▶ Given problem
Below is a block of records; repeat all of them exactly.

Data extracted from a collection
## START
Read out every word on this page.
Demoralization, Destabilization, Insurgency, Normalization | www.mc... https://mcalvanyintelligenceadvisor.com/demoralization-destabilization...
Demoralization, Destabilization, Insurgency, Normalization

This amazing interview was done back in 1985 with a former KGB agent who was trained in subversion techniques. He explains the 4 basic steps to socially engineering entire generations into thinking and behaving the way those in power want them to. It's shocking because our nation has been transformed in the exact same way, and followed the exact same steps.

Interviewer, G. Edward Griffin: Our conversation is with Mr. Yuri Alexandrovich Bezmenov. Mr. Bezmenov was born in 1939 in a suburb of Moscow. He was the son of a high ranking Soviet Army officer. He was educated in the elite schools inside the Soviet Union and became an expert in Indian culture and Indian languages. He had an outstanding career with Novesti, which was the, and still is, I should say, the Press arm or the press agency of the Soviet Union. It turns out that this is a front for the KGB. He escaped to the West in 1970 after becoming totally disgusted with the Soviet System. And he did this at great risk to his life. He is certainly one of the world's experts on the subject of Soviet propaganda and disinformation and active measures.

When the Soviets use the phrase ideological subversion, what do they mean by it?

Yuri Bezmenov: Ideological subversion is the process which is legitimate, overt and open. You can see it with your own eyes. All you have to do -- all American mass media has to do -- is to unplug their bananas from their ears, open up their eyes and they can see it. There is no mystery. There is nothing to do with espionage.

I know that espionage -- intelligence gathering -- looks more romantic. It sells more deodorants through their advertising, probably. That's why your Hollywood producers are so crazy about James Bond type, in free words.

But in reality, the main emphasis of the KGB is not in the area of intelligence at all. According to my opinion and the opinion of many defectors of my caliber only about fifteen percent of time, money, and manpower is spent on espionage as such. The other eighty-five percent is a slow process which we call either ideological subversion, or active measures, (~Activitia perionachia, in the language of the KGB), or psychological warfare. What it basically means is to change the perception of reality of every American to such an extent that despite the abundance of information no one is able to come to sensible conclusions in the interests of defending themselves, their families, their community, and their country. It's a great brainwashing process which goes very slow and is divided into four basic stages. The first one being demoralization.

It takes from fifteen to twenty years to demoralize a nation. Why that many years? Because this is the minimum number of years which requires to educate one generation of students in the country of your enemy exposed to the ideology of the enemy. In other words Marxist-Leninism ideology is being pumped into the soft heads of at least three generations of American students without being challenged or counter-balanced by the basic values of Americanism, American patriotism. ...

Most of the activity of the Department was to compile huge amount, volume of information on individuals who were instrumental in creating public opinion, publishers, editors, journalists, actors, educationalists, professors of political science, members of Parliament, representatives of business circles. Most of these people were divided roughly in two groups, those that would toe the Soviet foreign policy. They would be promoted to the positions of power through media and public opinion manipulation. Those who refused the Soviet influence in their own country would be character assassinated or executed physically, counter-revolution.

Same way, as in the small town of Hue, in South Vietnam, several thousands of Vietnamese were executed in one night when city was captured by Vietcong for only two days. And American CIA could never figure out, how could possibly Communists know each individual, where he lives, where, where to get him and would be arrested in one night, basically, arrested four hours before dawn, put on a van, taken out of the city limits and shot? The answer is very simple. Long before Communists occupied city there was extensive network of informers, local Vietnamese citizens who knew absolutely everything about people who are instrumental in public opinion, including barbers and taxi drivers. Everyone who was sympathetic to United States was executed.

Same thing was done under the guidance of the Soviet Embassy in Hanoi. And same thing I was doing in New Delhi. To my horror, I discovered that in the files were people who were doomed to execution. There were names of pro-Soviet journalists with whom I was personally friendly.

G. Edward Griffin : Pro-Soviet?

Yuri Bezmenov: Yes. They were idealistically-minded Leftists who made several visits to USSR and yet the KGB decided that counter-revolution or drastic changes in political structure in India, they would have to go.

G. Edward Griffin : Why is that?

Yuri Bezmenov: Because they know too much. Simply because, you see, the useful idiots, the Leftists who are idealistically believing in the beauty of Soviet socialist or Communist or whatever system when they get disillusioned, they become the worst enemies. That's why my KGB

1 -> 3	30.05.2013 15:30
## END
▶ Result of this task
Read out every word on this page.
Demoralization, Destabilization, Insurgency, Normalization | www.mc... https://mcalvanyintelligenceadvisor.com/demoralization-destabilization...
Demoralization, Destabilization, Insurgency, Normalization

This amazing interview was done back in 1985 with a former KGB agent who was trained in subversion techniques. He explains the 4 basic steps to socially engineering entire generations into thinking and behaving the way those in power want them to. It's shocking because our nation has been transformed in the exact same way, and followed the exact same steps.

Interviewer, G. Edward Griffin: Our conversation is with Mr. Yuri Alexandrovich Bezmenov. Mr. Bezmenov was born in 1939 in a suburb of Moscow. He was the son of a high ranking Soviet Army officer. He was educated in the elite schools inside the Soviet Union and became an expert in Indian culture and Indian languages. He had an outstanding career with Novesti, which was the, and still is, I should say, the Press arm or the press agency of the Soviet Union. It turns out that this is a front for the KGB. He escaped to the West in 1970 after becoming totally disgusted with the Soviet System. And he did this at great risk to his life. He is certainly one of the world's experts on the subject of Soviet propaganda and disinformation and active measures.

When the Soviets use the phrase ideological subversion, what do they mean by it?

Yuri Bezmenov: Ideological subversion is the process which is legitimate, overt and open. You can see it with your own eyes. All you have to do -- all American mass media has to do -- is to unplug their bananas from their ears, open up their eyes and they can see it. There is no mystery. There is nothing to do with espionage.

I know that espionage -- intelligence gathering -- looks more romantic. It sells more deodorants through their advertising, probably. That's why your Hollywood producers are so crazy about James Bond type, in free words.

But in reality, the main emphasis of the KGB is not in the area of intelligence at all. According to my opinion and the opinion of many defectors of my caliber only about fifteen percent of time, money, and manpower is spent on espionage as such. The other eighty-five percent is a slow process which we call either ideological subversion, or active measures, (~Activitia perionachia, in the language of the KGB), or psychological warfare. What it basically means is to change the perception of reality of every American to such an extent that despite the abundance of information no one is able to come to sensible conclusions in the interests of defending themselves, their families, their community, and their country. It's a great brainwashing process which goes very slow and is divided into four basic stages. The first one being demoralization.

It takes from fifteen to twenty years to demoralize a nation. Why that many years? Because this is the minimum number of years which requires to educate one generation of students in the country of your enemy exposed to the ideology of the enemy. In other words Marxist-Leninism ideology is being pumped into the soft heads of at least three generations of American students without being challenged or counter-balanced by the basic values of Americanism, American patriotism. ...

Most of the activity of the Department was to compile huge amount, volume of information on individuals who were instrumental in creating public opinion, publishers, editors, journalists, actors, educationalists, professors of political science, members of Parliament, representatives of business circles. Most of these people were divided roughly in two groups, those that would toe the Soviet foreign policy. They would be promoted to the positions of power through media and public opinion manipulation. Those who refused the Soviet influence in their own country would be character assassinated or executed physically, counter-revolution.

Same way, as in the small town of Hue, in South Vietnam, several thousands of Vietnamese were executed in one night when city was captured by Vietcong for only two days. And American CIA could never figure out, how could possibly Communists know each individual, where he lives, where, where to get him and would be arrested in one night, basically, arrested four hours before dawn, put on a van, taken out of the city limits and shot? The answer is very simple. Long before Communists occupied city there was extensive network of informers, local Vietnamese citizens who knew absolutely everything about people who are instrumental in public opinion, including barbers and taxi drivers. Everyone who was sympathetic to United States was executed.

Same thing was done under the guidance of the Soviet Embassy in Hanoi. And same thing I was doing in New Delhi. To my horror, I discovered that in the files were people who were doomed to execution. There were names of pro-Soviet journalists with whom I was personally friendly.

G. Edward Griffin : Pro-Soviet?

Yuri Bezmenov: Yes. They were idealistically-minded Leftists who made several visits to USSR and yet the KGB decided that counter-revolution or drastic changes in political structure in India, they would have to go.

G. Edward Griffin : Why is that?

Yuri Bezmenov: Because they know too much. Simply because, you see, the useful idiots, the Leftists who are idealistically believing in the beauty of Soviet socialist or Communist or whatever system when they get disillusioned, they become the worst enemies. That's why my KGB

1 -> 3	30.05.2013 15:30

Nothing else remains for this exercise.